[Opening DOCUMENT PASSAGE section]
The champion and the best team on first stage qualifies to the 2014 Copa do Brasil. The champion and the runner-up qualify to the 2014 Copa do Nordeste. The best team who isn't on Campeonato Brasileiro Série A, Série B or Série C qualifies to Série D. The two worst teams in first stage will be relegated.

==Participating teams==

| Club | Home city | 2012 result |
|---|---|---|
| Ceará | Fortaleza | 1st |
| Crato | Crato | 5th |
| Ferroviário | Fortaleza | 9th |
| Fortaleza | Fortaleza | 2nd |
| Guarani de Juazeiro | Juazeiro do Norte | 6th |
| Guarany | Sobral | 7th |
| Horizonte | Horizonte | 3rd |
| Icasa | Juazeiro do Norte | 8th |
| Maracanã | Maracanaú | 1st (2nd division) |
| São Benedito | São Benedito | 2nd (2nd division) |
| Tiradentes | Fortaleza | 4th |

==First stage==

| Pos | Team | Pld | W | D | L | GF | GA | GD | Pts | Qualification or relegation |
| 1 | Horizonte (A) | 16 | 10 | 4 | 2 | 24 | 13 | +11 | 34 | Qualifies to the Second stage and 2014 Copa do Brasil |
| 2 | Ferroviário-CE (A) | 16 | 9 | 3 | 4 | 30 | 17 | +13 | 30 | Qualify to the Second stage |
| 3 | Icasa (A) | 16 | 7 | 4 | 5 | 24 | 19 | +5 | 25 |
| 4 | Guarani de Juazeiro (A) | 16 | 7 | 4 | 5 | 14 | 11 | +3 | 25 |
| 5 | Tiradentes (A) | 16 | 6 | 4 | 6 | 23 | 20 | +3 | 22 |
| 6 | Guarany de Sobral (A) | 16 | 6 | 4 | 6 | 21 | 22 | −1 | 22 |
| 7 | Crato | 16 | 3 | 6 | 7 | 20 | 24 | −4 | 15 |  |
| 8 | São Benedito (R) | 16 | 2 | 6 | 8 | 20 | 34 | −14 | 12 | Relegated |
| 9 | Maracanã (R) | 16 | 2 | 5 | 9 | 10 | 26 | −16 | 11 |

===Results===

| Home \ Away | CTO | FER | GUJ | GNY | HOR | ICA | MAR | SBE | TIR |
|---|---|---|---|---|---|---|---|---|---|
| Crato |  | 0–1 | 0–2 | 2–2 | 2–2 | 3–0 | 2–0 | 3–1 | 2–2 |
| Ferroviário-CE | 1–0 |  | 1–0 | 2–1 | 0–0 | 2–3 | 5–0 | 7–2 | 3–2 |
| Guarani de Juazeiro | 1–1 | 1–0 |  | 0–0 | 0–1 | 1–0 | 1–0 | 1–0 | 0–2 |
| Guarany de Sobral | 1–0 | 3–2 | 1–0 |  | 1–2 | 1–0 | 0–1 | 3–0 | 3–3 |
| Horizonte | 4–2 | 0–1 | 1–1 | 1–0 |  | 4–1 | 1–0 | 3–2 | 0–1 |
| Icasa | 1–0 | 1–1 | 2–2 | 6–1 | 0–1 |  | 3–0 | 0–0 | 1–0 |
| Maracanã | 2–2 | 0–1 | 0–1 | 2–1 | 1–1 | 0–2 |  | 1–1 | 0–0 |
| São Benedito | 1–1 | 3–3 | 1–0 | 1–1 | 0–1 | 2–3 | 3–3 |  | 1–0 |
| Tiradentes | 3–0 | 1–0 | 1–3 | 0–2 | 1–2 | 1–1 | 2–0 | 4–2 |  |

==Second stage==
The six teams from the First stage are joined by Ceará and Fortaleza who were playing on 2013 Copa do Nordeste.
[Closing DOCUMENT PASSAGE section]
[Opening DATA LISTING section]
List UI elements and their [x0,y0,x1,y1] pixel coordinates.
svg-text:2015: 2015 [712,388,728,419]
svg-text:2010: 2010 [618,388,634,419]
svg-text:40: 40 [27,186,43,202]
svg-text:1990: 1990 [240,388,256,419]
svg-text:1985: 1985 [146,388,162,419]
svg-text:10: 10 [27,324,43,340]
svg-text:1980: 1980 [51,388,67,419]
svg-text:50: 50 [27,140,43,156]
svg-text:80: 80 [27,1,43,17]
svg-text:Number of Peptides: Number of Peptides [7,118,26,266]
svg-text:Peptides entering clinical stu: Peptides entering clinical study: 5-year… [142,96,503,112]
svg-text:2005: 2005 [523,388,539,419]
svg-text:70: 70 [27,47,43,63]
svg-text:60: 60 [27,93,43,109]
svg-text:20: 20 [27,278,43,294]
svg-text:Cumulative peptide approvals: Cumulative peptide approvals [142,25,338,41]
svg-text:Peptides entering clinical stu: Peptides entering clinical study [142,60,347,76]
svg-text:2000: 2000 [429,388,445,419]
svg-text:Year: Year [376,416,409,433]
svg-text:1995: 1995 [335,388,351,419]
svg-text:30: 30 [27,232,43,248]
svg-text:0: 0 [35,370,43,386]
[Closing DATA LISTING section]
ASSIGNMENT A
In the championship text, write out everything from "The champion and the best" down to "will be relegated.".
ASSIGNMENT B
Answer these questions using the championship text.
(i) Which club has Sobral as its home city?
(ii) How many points did Horizonte finish the first stage with?
(iii) Which two clubs join the six first-stage teams in the second stage?

WRITTEN ANSWER A
The champion and the best team on first stage qualifies to the 2014 Copa do Brasil. The champion and the runner-up qualify to the 2014 Copa do Nordeste. The best team who isn't on Campeonato Brasileiro Série A, Série B or Série C qualifies to Série D. The two worst teams in first stage will be relegated.

WRITTEN ANSWER B
(i) Guarany has Sobral as its home city.
(ii) Horizonte finished the first stage with 34 points.
(iii) Ceará and Fortaleza join the six first-stage teams in the second stage.